◆ Tarefas a realizar
**1)** Pode reproduzir, sem nenhuma alteração, o trecho do texto sobre Eduardo Bueno que vai de "Autor de 33" até "riqueza em um ano."?
**2)** Pode editar as entradas, do início até a linha que contém "tab-history[interactable]: 历史记录 xyxy=(0,878,135,960)", inclusive, trocando "frac-den" por "denominador" e deixando todo o resto igual? Devolva somente essas linhas.

◆ Trecho fornecido
□ □ □ □ □
Autor de 33 livros sobre a História do Brasil, o jornalista Eduardo Bueno acredita que os brasileiros esquecem que no dia 22 de abril é comemorado o descobrimento do país já que a data não é um feriado nacional. Confundido com historiador, Peninha, como é mais conhecido, ficou famoso após o lançamento do livro “A viagem do descobrimento”, de 1998, que teve mais de 380 mil exemplares vendidos. Na ocasião, o jornalista ganhou R$ 3 milhões, mas assume que gastou toda a riqueza em um ano.

Atualmente com o Buenas Ideias, um canal no Youtube com o quadro “Não vai cair no Enem”, para tratar sobre os fatos curiosos da História do Brasil, Peninha tem mais de 130 mil seguidores e quase cinco milhões de visualizações.
□ □ □ □ □
◆ Dados a utilizar
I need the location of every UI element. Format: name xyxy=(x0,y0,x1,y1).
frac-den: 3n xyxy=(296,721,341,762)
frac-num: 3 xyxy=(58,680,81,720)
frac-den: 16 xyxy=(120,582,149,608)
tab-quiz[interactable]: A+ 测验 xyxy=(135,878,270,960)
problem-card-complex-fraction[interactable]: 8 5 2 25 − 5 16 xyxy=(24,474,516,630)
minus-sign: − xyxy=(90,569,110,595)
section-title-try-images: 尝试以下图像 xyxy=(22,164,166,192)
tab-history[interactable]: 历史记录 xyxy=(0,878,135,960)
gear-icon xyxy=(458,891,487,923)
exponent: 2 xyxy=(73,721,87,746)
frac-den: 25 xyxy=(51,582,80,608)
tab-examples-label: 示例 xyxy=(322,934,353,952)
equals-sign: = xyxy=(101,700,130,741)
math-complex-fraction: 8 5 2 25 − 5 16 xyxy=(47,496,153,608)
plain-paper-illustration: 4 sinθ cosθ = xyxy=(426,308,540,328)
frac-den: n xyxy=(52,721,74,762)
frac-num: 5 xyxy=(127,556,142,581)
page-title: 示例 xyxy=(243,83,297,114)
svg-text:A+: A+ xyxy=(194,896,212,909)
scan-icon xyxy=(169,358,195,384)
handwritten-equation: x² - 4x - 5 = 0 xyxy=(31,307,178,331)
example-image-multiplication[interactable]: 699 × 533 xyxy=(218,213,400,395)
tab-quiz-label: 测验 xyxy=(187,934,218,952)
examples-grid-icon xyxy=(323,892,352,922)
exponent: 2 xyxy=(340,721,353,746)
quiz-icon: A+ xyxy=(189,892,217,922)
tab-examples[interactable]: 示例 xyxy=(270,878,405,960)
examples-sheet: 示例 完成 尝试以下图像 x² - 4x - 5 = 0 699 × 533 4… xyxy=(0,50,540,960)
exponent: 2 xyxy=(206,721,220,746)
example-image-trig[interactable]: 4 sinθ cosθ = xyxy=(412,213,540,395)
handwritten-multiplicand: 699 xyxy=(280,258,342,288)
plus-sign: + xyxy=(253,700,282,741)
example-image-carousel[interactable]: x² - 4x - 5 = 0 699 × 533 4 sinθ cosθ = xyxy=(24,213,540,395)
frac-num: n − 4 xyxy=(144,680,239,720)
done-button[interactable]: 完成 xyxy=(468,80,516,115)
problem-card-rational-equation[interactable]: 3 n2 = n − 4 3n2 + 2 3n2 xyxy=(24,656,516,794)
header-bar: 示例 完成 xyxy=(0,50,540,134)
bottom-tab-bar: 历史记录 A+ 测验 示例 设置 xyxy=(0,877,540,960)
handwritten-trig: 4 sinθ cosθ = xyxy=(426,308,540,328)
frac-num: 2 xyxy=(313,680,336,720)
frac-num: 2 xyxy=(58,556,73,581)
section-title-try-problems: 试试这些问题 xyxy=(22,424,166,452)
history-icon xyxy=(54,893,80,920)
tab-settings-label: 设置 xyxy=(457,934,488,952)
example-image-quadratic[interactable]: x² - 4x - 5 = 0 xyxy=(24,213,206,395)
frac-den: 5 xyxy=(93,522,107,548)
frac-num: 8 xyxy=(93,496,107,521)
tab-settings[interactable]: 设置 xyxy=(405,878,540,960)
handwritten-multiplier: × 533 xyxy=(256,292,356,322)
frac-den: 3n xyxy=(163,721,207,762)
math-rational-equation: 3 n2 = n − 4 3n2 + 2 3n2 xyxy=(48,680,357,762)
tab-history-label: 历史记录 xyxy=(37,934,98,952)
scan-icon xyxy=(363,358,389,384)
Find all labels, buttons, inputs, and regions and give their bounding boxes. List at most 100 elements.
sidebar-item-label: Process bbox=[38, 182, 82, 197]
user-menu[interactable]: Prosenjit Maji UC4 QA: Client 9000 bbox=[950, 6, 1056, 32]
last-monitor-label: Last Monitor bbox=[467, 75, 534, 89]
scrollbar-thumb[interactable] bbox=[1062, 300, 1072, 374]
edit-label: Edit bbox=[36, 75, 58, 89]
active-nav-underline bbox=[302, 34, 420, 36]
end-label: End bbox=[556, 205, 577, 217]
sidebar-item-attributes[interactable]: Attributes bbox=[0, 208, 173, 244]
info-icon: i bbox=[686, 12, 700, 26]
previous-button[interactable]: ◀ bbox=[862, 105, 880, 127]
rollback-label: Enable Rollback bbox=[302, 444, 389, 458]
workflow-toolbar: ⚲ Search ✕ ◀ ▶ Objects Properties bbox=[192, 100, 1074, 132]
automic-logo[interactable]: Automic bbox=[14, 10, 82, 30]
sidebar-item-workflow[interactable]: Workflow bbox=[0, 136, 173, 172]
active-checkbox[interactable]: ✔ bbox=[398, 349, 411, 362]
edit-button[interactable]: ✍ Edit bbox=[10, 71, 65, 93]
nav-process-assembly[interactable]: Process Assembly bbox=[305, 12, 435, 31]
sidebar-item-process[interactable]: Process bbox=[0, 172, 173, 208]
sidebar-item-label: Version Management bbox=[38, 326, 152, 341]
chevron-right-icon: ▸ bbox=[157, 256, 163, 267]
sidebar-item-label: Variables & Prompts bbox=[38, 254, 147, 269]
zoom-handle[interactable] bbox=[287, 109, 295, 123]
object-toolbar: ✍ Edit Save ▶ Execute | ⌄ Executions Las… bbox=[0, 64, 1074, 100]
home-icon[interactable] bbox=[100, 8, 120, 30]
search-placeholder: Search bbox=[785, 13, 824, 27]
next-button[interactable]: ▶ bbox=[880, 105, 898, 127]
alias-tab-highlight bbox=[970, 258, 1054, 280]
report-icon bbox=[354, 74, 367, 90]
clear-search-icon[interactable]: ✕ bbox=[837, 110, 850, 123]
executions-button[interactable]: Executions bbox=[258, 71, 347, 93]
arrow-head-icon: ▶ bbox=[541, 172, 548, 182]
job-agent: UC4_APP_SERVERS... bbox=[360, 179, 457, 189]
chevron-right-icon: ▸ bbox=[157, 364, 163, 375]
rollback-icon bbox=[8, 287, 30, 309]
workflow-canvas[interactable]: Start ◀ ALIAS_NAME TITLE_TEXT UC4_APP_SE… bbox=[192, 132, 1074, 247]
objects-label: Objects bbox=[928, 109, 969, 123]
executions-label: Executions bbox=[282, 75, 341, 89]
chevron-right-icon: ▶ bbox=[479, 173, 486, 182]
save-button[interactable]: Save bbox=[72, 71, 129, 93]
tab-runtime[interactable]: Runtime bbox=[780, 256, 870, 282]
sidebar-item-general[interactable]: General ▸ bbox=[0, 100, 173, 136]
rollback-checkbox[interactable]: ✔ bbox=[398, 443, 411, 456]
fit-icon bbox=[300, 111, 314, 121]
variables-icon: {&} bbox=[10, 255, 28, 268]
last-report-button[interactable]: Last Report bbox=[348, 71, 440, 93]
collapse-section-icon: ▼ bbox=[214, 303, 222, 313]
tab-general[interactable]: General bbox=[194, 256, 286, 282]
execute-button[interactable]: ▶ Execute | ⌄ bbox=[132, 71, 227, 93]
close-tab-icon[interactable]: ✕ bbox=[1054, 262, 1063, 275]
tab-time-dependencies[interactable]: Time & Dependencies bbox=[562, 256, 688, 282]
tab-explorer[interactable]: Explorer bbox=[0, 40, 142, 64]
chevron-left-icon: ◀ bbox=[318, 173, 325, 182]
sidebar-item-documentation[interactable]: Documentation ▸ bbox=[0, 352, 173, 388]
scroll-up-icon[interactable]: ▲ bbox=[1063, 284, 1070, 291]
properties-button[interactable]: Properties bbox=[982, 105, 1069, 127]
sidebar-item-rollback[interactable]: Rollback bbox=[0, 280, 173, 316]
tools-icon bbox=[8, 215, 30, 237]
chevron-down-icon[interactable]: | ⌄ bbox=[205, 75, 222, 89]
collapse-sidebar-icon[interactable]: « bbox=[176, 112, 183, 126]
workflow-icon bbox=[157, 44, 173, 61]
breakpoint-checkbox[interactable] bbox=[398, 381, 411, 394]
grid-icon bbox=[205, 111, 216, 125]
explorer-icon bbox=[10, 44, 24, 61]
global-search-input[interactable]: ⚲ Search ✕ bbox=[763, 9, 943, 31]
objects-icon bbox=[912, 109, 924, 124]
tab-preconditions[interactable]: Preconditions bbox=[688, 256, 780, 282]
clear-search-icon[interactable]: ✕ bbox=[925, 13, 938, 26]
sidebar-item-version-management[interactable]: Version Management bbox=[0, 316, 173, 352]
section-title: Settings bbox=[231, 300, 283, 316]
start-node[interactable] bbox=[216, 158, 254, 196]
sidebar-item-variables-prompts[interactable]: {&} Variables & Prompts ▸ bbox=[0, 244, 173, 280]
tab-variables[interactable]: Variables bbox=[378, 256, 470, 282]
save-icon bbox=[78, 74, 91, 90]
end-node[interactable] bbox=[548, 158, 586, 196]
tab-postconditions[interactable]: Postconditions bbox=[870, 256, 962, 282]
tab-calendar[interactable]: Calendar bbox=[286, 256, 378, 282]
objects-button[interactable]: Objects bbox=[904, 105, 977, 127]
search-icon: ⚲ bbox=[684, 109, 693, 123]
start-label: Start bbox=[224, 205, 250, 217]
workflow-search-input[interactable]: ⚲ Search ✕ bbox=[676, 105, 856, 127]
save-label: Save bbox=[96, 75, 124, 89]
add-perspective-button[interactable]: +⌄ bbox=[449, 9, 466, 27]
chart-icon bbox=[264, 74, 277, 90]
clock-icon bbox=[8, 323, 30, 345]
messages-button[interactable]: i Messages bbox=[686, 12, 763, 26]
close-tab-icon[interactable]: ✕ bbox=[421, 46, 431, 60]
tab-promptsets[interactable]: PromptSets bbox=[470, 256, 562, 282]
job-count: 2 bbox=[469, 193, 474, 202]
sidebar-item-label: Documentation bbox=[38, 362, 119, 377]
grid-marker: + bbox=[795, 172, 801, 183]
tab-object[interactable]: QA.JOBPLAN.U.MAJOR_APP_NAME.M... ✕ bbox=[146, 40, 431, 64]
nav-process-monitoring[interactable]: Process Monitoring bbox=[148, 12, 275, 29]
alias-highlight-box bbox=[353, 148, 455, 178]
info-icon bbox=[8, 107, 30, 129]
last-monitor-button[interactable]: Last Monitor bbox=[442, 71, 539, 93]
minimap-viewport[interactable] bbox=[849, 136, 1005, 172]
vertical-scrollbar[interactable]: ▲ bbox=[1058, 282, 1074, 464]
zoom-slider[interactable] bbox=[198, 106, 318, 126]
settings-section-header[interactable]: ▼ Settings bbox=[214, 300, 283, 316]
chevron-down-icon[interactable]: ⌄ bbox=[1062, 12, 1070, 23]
□ □ □ □ □
◆ Resultados por tarefa
**1)**
Autor de 33 livros sobre a História do Brasil, o jornalista Eduardo Bueno acredita que os brasileiros esquecem que no dia 22 de abril é comemorado o descobrimento do país já que a data não é um feriado nacional. Confundido com historiador, Peninha, como é mais conhecido, ficou famoso após o lançamento do livro “A viagem do descobrimento”, de 1998, que teve mais de 380 mil exemplares vendidos. Na ocasião, o jornalista ganhou R$ 3 milhões, mas assume que gastou toda a riqueza em um ano.

**2)**
I need the location of every UI element. Format: name xyxy=(x0,y0,x1,y1).
denominador: 3n xyxy=(296,721,341,762)
frac-num: 3 xyxy=(58,680,81,720)
denominador: 16 xyxy=(120,582,149,608)
tab-quiz[interactable]: A+ 测验 xyxy=(135,878,270,960)
problem-card-complex-fraction[interactable]: 8 5 2 25 − 5 16 xyxy=(24,474,516,630)
minus-sign: − xyxy=(90,569,110,595)
section-title-try-images: 尝试以下图像 xyxy=(22,164,166,192)
tab-history[interactable]: 历史记录 xyxy=(0,878,135,960)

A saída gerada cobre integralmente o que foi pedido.